• _Extrait source_
+++

De 7 à 77 ans - L'Infirmière Magazine n° 207 du 01/07/2005 | Espace Infirmier
 

L'Infirmière Magazine n° 207 du 01/07/2005

 

la résidence de l'abbaye

24 heures avec

Depuis février 2000, la résidence de l'Abbaye, une maison de retraite en région parisienne, a ouvert dans ses murs une crèche destinée aux enfants de la commune. Qui partagent ainsi les loisirs des seniors...

Il est 8 h 15 du matin à la résidence de l'Abbaye(1), à Saint-Maur, en région parisienne. Une jeune femme passe le hall d'accueil, un enfant dans les bras. Derrière elle, un homme en complet veston tire un petit garçon par la main. « Allez dépêche-toi, sinon je vais être en retard », lui lance-t-il. À quelques pas de là, une vieille dame en fauteuil roulant vient chercher son courrier. Cette cohabitation naturelle se déroule dans une maison de retraite tout à fait classique qui accueille 200 pensionnaires.

+++

• _Données fournies_
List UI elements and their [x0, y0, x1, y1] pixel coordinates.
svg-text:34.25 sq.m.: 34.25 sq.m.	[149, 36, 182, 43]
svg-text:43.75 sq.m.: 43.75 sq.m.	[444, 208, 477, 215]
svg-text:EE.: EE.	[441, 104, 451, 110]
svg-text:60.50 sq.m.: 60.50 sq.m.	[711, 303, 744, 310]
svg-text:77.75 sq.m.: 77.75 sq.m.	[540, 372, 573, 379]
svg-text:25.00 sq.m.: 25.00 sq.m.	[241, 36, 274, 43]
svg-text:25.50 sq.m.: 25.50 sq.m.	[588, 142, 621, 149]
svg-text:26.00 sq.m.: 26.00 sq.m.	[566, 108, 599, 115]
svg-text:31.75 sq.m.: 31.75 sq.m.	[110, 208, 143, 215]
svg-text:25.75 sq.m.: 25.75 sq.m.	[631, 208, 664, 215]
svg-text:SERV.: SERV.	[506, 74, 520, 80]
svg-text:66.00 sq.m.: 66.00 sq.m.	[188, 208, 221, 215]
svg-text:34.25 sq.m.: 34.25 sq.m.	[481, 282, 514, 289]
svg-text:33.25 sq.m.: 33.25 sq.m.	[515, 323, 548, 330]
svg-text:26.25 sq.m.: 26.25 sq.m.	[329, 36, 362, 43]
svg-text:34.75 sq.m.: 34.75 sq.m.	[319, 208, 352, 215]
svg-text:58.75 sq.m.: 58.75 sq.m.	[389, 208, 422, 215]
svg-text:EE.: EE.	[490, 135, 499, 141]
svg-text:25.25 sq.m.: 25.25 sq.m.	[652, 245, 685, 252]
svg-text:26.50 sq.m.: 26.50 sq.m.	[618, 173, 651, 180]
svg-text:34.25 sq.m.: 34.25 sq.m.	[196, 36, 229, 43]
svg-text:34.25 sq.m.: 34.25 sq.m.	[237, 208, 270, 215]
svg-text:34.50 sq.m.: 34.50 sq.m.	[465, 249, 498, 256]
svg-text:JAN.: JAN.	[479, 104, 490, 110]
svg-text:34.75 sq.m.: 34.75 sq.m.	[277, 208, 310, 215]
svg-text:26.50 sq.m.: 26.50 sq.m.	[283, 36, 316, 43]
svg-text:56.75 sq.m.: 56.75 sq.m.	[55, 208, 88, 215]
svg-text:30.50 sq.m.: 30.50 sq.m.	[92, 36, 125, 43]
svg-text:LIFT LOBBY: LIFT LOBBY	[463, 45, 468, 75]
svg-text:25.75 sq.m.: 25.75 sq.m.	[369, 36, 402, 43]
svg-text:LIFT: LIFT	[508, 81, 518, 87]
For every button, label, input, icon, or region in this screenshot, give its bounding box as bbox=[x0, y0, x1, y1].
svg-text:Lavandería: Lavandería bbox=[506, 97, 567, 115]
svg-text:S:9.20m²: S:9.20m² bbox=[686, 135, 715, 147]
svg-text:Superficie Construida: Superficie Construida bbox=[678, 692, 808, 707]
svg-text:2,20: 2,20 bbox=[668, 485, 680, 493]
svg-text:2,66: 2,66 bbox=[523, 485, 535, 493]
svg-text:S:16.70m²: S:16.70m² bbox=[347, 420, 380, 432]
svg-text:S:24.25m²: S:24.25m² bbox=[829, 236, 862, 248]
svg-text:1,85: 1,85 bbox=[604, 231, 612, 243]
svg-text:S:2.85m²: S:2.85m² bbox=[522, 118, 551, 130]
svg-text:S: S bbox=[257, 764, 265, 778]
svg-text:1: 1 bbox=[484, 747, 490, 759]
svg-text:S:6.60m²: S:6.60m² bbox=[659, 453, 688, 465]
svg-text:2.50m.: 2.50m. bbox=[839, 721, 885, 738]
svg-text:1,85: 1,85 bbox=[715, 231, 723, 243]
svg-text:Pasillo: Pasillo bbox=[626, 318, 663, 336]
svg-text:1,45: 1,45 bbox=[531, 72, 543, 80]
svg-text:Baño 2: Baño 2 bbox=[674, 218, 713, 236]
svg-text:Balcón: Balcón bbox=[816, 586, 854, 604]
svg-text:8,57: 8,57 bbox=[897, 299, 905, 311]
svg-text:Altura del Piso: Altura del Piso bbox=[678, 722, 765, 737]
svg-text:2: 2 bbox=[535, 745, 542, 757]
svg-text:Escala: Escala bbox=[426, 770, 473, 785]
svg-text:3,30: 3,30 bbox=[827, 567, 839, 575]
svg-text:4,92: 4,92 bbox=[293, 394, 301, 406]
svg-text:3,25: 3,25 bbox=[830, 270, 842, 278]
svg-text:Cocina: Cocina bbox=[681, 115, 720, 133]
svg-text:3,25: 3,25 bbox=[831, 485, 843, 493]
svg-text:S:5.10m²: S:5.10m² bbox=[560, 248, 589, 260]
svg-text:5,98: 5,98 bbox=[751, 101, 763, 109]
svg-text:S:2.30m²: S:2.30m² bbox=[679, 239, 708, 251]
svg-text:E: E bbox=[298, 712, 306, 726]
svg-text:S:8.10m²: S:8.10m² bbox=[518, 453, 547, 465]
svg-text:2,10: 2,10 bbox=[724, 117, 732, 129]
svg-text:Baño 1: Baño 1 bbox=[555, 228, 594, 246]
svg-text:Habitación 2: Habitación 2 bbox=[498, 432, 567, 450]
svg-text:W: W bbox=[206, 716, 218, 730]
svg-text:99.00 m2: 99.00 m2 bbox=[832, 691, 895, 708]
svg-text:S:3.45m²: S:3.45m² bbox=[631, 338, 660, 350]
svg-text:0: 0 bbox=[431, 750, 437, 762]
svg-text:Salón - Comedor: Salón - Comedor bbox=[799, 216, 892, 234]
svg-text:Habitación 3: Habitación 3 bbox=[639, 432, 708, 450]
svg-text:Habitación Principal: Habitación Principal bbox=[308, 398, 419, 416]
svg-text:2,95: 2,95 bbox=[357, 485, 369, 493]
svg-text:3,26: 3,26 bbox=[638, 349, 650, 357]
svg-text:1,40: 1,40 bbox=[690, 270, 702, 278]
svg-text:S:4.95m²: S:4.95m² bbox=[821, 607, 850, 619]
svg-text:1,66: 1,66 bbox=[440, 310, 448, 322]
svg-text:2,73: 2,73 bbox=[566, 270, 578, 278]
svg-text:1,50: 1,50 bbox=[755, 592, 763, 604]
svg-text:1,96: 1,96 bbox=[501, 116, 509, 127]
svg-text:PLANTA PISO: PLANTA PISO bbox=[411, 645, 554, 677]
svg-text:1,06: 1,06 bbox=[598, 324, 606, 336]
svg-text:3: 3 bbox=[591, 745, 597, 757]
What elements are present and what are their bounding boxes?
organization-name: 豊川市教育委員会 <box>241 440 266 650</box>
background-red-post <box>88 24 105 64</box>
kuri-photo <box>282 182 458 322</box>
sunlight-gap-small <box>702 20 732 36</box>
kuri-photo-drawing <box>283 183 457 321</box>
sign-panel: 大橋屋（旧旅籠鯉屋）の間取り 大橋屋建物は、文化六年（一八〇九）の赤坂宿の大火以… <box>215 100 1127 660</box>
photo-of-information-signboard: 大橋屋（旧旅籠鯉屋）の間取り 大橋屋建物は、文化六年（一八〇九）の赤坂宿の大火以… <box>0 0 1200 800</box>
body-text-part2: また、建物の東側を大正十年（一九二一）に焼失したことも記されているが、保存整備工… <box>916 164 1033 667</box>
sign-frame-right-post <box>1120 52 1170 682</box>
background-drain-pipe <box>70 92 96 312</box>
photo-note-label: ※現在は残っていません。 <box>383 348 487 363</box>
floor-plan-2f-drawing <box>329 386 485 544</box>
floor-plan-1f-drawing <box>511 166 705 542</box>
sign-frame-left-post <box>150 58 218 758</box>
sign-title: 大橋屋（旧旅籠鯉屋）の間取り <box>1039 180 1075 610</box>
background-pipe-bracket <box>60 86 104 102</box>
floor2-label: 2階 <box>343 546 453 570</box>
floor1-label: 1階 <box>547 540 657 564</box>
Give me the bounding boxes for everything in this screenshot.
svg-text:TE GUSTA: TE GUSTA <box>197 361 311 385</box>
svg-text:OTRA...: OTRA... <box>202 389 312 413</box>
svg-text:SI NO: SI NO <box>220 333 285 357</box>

+++

• _Consignes de l'exercice_
1) Combien de pensionnaires la maison de retraite accueille-t-elle, selon l'article sur la résidence de l'Abbaye ?
2) Poursuivez l'article sur la résidence de l'Abbaye après sa dernière phrase.
Les lignes forment un matériau indépendant de l'article sur la résidence de l'Abbaye.

• _Corrigé des exercices_
1) Elle accueille 200 pensionnaires.

2)
Métamorphose

L'établissement donne sur un parc, le décor est lumineux et chaleureux. Particularité des lieux : on y trouve une crèche qui reçoit les enfants de la commune. Ici, les très jeunes, de 18 mois à trois ans, partagent le quotidien des personnes âgées. Les deux extrémités de la vie se retrouvent ainsi quelques heures par jour pour partager une activité ou un repas. Cette rencontre intergénération a débuté en février 2000. Aujourd'hui, c'est une réussite sur toute la ligne. D'abord pour les personnes âgées qui, pour certaines, reprennent goût à la vie et s'animent à la vue des petits. « Les aînés, explique Nathalie Frappier, cadre de santé, communiquent peu, on les a vus s'épanouir devant les enfants. Certains, naguère agressifs, se sont métamorphosés. Il y a des réactions très positives avec les équipes. Ils se détendent et deviennent plus ouverts. » Les petits, quant à eux, canalisent leur énergie en présence de leurs grands aînés. « Pour les enfants, c'est une vraie ouverture, explique Marie Lecaille, la directrice de la halte-garderie multi- accueil. Ils ont ainsi la chance de pouvoir s'évader. Ils ne sont pas cantonnés dans une seule pièce. »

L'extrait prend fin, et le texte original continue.